TEXT SHOWN:
IMG_0824After getting gigabytes of software updates, the system continues to operate properly and I’m pretty happy with it. At this point most of the challenges I’ve experienced with computer setup deal with driver software; this computer POSTed every time. Hopefully by documenting my challenges here, it will help me in the future, and also anyone else who might have a similar problem.

Windows 7 promises to be a vast improvement over Vista. While this is most definitely a Mac-focused blog, I think it’s a good idea to compare all the next generation operating systems together — the other two being Snow Leopard and Ubuntu 9.04.

Having installed the RC build 7100 and using it on and off for the last few weeks, I must say that I actually like this software. Despite a few annoyances here and there, overall Windows 7 is a big step up from Vista, and even XP. Let’s take a closer look.

Installation

Right away, I was impressed with the changes to the installation process. Nearly all irrelevant options are hidden, and the important ones are out in plain site. Formatting my Boot Camp partition was as easy as clicking “Format” and waiting less than 10 seconds. After entering the RC serial number, all files were copied, settings updated and the computer reboot into Windows. From start to finish the process took 50 minutes, but that doesn’t include the extra finagling I had to do to get the setup disk to work properly with Boot Camp.

TASK BRIEF: Keep writing the Windows 7 review from the point where it stops. The entries have no part in this.

ENTRIES SUPPLIED:
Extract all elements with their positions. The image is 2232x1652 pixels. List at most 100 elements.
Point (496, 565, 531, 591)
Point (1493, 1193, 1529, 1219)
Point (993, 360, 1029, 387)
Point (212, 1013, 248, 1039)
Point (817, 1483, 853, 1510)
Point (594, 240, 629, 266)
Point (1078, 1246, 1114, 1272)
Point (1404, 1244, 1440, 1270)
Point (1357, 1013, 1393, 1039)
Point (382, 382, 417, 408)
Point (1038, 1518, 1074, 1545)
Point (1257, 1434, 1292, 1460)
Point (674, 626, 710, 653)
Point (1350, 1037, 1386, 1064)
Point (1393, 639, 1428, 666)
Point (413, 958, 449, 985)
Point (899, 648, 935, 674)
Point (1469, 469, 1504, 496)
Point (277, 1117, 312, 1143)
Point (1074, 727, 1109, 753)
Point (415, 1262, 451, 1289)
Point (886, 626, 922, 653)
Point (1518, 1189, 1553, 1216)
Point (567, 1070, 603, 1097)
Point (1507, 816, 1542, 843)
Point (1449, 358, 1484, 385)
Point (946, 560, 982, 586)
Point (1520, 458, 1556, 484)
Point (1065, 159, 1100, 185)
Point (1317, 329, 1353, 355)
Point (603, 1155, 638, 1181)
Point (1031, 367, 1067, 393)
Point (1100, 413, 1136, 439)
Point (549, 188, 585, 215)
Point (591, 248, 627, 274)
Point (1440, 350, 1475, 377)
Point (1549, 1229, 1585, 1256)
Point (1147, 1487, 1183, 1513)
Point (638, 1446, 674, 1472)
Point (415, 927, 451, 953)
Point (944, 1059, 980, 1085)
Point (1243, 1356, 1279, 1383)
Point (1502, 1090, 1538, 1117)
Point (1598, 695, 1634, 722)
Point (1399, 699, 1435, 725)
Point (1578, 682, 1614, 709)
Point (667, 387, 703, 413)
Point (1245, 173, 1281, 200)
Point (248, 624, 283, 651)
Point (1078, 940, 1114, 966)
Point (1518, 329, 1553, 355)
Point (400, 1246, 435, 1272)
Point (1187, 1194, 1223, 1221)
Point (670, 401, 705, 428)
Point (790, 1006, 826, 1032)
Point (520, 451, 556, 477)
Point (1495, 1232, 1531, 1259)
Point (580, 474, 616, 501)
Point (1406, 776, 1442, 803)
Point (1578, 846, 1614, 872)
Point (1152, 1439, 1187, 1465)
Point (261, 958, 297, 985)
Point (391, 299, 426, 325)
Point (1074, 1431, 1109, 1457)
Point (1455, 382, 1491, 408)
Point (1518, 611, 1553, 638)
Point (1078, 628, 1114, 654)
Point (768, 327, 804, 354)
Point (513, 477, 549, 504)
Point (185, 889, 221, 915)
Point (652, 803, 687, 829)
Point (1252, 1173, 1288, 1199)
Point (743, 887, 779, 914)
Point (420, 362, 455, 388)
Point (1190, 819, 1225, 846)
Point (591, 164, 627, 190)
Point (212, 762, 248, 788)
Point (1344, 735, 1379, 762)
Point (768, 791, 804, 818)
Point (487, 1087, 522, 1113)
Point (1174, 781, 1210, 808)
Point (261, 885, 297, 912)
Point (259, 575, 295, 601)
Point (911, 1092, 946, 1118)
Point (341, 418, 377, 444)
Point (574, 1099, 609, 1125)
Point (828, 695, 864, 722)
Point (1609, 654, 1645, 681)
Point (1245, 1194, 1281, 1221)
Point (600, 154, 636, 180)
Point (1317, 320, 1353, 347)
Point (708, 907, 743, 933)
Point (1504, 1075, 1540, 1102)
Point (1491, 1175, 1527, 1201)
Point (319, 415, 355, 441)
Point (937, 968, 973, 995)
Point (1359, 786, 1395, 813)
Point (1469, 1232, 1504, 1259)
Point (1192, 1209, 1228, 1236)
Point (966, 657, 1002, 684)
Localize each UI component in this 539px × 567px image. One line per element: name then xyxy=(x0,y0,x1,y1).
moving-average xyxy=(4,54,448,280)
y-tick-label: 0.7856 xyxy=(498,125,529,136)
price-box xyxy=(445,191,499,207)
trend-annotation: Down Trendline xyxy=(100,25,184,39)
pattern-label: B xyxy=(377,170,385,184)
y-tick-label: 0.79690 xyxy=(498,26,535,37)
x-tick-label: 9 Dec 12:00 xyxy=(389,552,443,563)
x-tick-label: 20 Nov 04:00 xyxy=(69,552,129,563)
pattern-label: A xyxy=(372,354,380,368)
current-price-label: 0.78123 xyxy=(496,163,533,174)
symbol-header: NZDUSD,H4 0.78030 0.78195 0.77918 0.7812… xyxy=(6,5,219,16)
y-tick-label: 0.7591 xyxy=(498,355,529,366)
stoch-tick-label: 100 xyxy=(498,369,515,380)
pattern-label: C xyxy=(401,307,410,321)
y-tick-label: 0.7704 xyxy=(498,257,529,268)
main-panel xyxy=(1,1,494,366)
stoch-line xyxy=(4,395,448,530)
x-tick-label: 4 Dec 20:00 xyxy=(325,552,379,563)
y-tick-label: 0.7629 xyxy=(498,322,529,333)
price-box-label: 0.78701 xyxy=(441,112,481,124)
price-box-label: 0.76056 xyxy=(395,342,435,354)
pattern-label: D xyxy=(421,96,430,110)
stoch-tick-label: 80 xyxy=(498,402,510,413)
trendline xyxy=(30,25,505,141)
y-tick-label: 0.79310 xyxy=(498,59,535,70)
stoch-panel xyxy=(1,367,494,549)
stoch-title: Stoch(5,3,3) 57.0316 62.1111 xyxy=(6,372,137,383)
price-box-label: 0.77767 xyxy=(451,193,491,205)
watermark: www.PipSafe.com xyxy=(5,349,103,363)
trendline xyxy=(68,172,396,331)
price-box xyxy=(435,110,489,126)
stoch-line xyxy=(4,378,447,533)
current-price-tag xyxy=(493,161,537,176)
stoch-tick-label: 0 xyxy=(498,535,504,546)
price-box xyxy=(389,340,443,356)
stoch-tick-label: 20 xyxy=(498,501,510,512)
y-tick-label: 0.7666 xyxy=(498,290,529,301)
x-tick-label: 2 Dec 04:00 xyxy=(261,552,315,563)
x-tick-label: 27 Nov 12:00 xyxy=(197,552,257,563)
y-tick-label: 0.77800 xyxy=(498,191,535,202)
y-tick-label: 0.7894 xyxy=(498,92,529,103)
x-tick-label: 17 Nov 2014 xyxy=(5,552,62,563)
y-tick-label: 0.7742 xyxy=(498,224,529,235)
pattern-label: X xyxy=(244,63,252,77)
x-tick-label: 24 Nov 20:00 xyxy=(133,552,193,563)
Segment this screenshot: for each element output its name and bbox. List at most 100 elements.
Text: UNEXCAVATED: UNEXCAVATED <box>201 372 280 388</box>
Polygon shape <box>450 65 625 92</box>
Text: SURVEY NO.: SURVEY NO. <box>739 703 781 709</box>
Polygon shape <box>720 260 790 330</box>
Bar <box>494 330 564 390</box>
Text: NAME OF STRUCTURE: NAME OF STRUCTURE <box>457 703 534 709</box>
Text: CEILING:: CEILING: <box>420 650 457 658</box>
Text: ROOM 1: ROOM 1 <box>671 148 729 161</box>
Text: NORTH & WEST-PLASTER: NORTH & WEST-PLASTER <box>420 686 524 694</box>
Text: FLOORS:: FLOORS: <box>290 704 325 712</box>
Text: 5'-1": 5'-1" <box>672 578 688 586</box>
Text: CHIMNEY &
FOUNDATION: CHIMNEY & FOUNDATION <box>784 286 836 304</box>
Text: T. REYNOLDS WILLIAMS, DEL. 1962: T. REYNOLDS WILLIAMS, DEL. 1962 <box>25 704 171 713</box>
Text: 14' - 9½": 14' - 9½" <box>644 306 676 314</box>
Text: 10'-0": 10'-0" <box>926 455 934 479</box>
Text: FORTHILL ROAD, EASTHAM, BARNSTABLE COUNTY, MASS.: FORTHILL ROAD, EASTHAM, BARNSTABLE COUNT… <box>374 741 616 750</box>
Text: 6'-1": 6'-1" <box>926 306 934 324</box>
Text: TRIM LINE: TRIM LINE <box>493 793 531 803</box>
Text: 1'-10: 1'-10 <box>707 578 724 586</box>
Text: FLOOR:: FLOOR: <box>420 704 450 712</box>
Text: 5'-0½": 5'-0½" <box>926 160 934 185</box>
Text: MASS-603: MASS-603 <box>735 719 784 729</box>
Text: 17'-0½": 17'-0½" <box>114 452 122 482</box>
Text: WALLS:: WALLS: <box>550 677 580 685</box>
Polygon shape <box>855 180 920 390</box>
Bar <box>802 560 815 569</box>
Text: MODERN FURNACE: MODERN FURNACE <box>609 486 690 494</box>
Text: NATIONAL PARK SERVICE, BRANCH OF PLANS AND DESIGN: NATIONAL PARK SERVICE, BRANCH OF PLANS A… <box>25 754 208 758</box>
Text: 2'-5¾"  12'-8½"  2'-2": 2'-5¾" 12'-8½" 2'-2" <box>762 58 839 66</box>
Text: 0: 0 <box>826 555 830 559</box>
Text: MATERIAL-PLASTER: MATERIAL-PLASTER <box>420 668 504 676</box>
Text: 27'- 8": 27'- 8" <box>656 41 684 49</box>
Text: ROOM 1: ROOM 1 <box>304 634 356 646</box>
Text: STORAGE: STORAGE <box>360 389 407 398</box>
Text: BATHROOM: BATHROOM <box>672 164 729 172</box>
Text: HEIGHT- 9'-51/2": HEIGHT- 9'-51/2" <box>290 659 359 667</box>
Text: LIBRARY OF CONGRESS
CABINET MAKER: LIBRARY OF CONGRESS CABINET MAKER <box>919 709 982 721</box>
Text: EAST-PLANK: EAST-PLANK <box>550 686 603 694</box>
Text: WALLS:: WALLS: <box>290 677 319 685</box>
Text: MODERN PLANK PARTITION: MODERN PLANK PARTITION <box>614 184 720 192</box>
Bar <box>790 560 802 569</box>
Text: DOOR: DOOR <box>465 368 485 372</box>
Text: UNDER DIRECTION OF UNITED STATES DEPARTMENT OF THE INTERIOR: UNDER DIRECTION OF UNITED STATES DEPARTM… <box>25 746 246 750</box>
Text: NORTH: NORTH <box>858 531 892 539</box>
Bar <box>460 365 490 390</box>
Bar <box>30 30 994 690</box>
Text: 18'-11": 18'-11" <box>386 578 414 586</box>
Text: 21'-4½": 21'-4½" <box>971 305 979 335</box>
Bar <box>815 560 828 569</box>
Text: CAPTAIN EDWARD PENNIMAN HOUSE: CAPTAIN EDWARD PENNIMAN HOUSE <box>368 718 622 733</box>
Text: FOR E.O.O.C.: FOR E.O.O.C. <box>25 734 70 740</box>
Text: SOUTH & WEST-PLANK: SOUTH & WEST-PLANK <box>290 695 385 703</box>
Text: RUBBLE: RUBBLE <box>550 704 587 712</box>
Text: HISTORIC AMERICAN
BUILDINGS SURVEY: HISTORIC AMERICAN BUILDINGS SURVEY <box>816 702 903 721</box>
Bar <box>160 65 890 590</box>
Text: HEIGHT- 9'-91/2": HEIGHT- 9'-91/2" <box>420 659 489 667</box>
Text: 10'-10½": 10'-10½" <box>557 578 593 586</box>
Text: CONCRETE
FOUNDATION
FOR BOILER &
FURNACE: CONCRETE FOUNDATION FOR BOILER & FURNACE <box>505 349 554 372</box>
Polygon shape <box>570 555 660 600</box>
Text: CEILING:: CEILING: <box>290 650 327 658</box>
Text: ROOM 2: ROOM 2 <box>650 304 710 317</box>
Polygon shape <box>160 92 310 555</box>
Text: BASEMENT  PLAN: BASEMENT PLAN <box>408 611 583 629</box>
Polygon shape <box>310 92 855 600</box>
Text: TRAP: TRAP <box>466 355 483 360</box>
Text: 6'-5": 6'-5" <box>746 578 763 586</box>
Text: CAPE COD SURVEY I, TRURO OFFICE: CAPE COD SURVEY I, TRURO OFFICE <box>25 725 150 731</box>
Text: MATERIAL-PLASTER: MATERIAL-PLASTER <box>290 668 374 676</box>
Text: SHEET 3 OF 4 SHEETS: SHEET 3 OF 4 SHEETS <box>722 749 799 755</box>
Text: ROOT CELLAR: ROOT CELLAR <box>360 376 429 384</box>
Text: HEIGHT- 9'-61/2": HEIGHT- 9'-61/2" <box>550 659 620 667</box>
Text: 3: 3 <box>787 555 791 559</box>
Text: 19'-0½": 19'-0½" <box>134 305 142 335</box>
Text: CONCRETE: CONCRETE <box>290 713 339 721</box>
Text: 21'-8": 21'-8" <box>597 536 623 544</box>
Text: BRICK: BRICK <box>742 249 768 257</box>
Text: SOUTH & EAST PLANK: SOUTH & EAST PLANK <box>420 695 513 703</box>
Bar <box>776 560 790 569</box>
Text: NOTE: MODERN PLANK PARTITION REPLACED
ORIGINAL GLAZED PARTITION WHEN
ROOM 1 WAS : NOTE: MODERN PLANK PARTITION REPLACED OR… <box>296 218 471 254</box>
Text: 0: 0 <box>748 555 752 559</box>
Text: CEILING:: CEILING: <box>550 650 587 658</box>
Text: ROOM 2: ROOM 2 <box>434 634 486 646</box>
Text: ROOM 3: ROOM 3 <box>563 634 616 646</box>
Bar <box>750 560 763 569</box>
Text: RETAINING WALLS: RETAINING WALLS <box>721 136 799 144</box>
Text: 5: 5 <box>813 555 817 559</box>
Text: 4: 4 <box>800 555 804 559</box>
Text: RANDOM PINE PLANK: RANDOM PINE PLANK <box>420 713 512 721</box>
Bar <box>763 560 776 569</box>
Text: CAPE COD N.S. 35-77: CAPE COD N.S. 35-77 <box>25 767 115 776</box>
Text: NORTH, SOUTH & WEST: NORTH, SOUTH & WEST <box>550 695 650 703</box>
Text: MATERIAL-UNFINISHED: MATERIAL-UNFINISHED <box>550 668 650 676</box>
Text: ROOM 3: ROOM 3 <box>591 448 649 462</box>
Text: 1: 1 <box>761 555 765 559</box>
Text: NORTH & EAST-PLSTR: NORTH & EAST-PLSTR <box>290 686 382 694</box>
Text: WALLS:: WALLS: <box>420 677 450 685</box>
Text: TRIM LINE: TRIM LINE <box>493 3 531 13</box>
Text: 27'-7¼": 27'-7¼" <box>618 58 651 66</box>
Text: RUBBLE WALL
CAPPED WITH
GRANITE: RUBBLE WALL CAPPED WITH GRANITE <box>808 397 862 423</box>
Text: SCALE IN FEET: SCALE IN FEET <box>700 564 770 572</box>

RESULT OF THE TASK:
Interface

There are a multitude of changes in the interface, and most of them are for the better. The taskbar has now been called the smartbar and it gets its name from only displaying application icons, and the way applications can be “bolted” to the bar. Personally, I find this an excellent way of managing open applications, and the fact that a simple mouseover displays the entire window means a quick look is possible to make sure you have the right application.

One tiny thing that has bothered me since starting with the RC Beta is that scrolling does not automatically select the window beneath the cursor. On Mac OS X, scrolling is done in the application that the cursor is presently over, regardless if it is active or not. While it sounds like I’m splitting hairs, it becomes a major nuisance when switching back and forth between applications.

My MacBook, with its GMA950 graphics chip, returned a Windows Experience Index score of 3.2, with the lowest score being the graphics system. Despite this, Windows 7 is very snappy, and the Aero interface displayed without trouble. Some machines that were unable to take full advantage of the Vista interface eye candy might be able to do so now.

Application updates

Windows 7 also sees some nice enhancements to core software functionality and application updates. A big component of Windows Media Player is the ability to stream to other devices on the network using the UPnP server. While I didn’t really test this feature, I was happy to see a UPnP viewer included in the application. This meant I could listen to/watch any media that was stored on my file server. Unfortunately, this feature didn’t work completely correctly, as files were duplicated in the library for some reason, but the actual release version may work better.


One of the biggest surprises I found was the new take on wallpaper in Windows 7. As shown in the above picture, some of the choices are very trippy. That psychedelic turtle has found a place on my wallpaper, mostly because it is so unlike any of Microsoft’s previous wallpapers.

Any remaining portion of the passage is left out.